● **Document text**
The Jim Crow of the N. Y. Times is constrained to say the following.3 It is both significant and important: “We do not mean to say that it will be eventually found possible to end the war and restore the Union without the ‘abandonment of slavery;’ but we do say that this abandonment need not be exacted by the President as a condition without which he will not receive or consider proposals for peace. The people do not require him to insist upon any such condition. Neither his oath of office, nor his constitutional duty, nor his personal or official consistency, requires him to insist upon it. That is one of the questions to be considered and arranged when the terms of peace come to be discussed. It is not a subject on which terms can be imposed by the Government, without consultation, without agreement, or without equivalents.”

The War News.

The news from General Sherman’s army indicates that he has possession of a part of Atlanta, and is fighting to obtain undisputed possession of the whole of it. In one of these engagements, on Friday, Maj. General McPherson was killed. General Sherman lost a most able officer, and one who can scarcely be replaced. General McPherson was a Major General of volunteers, and Brigadier General in the regular army, having been promoted to the vacancy occasioned by the retirement of General Harney. He entered the army from West Point  in 1853, and at the commencement of the war was a captain of engineers.

There is evidently considerable dissatisfaction among the rebels at the substitutions of Gen. Hood for Johnston, and if disaster befalls them they will probably inveigh against the Richmond junta as loudly as they did when Pemberton lost Vicksburg, and charge the misfortune to the incompetence of the general. They now entertain hopes that Gen. Sherman’s rear will be cut, and that he will thus be compelled to relax his grasp upon Atlanta. All accounts agree, however, in stating that his rear is well protected, and that it is the rebel rear and flank which is endangered. General Sherman fought a battle in front of Atlanta on Wednesday last, in which he achieved a decided success. The enemy was met in an open field, and defeated, leaving four hundred dead and four thousand wounded upon the ground.

● **Given information**
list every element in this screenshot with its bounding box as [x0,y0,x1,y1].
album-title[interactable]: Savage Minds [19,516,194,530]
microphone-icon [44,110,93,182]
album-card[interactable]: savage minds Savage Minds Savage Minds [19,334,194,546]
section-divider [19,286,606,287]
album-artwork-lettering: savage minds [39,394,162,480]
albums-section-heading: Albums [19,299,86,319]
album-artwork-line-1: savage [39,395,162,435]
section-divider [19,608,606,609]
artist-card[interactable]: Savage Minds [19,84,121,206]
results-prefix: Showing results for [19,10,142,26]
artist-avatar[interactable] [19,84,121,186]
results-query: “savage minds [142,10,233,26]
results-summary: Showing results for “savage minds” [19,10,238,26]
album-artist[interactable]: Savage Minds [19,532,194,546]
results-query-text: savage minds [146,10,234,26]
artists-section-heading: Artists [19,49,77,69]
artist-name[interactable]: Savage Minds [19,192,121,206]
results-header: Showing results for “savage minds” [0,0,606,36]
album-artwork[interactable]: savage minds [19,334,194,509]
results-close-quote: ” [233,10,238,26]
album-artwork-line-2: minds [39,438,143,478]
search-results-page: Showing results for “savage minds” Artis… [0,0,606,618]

● **Given problem 1**
Reproduce word for word the part of the newspaper text about the war between "The Jim Crow" and "The War News.", inclusive.
● **Given problem 2**
Using the newspaper text about the war, answer these:
(a) Which officer was killed in one of the engagements at Atlanta, and on what day?
(b) Which general did Gen. Hood replace?
(c) How many dead did the enemy leave on the ground after Wednesday's battle?
● **Given problem 3**
Extend the newspaper text about the war past its final sentence.

● **Final answer 1**
The Jim Crow of the N. Y. Times is constrained to say the following.3 It is both significant and important: “We do not mean to say that it will be eventually found possible to end the war and restore the Union without the ‘abandonment of slavery;’ but we do say that this abandonment need not be exacted by the President as a condition without which he will not receive or consider proposals for peace. The people do not require him to insist upon any such condition. Neither his oath of office, nor his constitutional duty, nor his personal or official consistency, requires him to insist upon it. That is one of the questions to be considered and arranged when the terms of peace come to be discussed. It is not a subject on which terms can be imposed by the Government, without consultation, without agreement, or without equivalents.”

The War News.

● **Final answer 2**
(a) Maj. General McPherson, on Friday.
(b) Johnston.
(c) Four hundred.

● **Final answer 3**
The Baltimore correspondent of the N. Y. World predicts a grand invasion by the rebels soon, with a view to effect the capture of Washington, which was not the purpose of the last invasion. Also that Pennsylvania and Ohio, or Indiana, are to be invaded at an early date, and the theatre of war transferred to those States from the South.

A guerrilla attack has been made upon Henderson, Ky., a few miles below Evansville, Ind., on the Ohio river. Gunboats have been sent to protect the place.

It is alleged that a plot has been discovered in St. Louis having for its object the establishment of a northwestern confederacy and a renewal of the steamboat burning on the western waters. Several of the alleged ringleaders have been arrested.

Advices from the Army of the Potomac represent the usual skirmishing and shelling in progress. The statement that General Sheridan has gone on another cavalry raid is incorrect; this branch of the service having to be rested and remounted ere entering upon another expedition.

The people of Rockville and Montgomery Counties, Maryland, were, on Saturday and early Sunday, greatly alarmed in the belief that the enemy were making another invasion into their State. Numbers of citizens came into Washington declaring that they had seen the invaders, that they had artillery, cavalry, and infantry. The probability is, however, that these frightened Marylanders saw the Union troops returning from the pursuit of General Early’s column, and, mistaking them for the raiders, were not slow in making known the cause of their fright.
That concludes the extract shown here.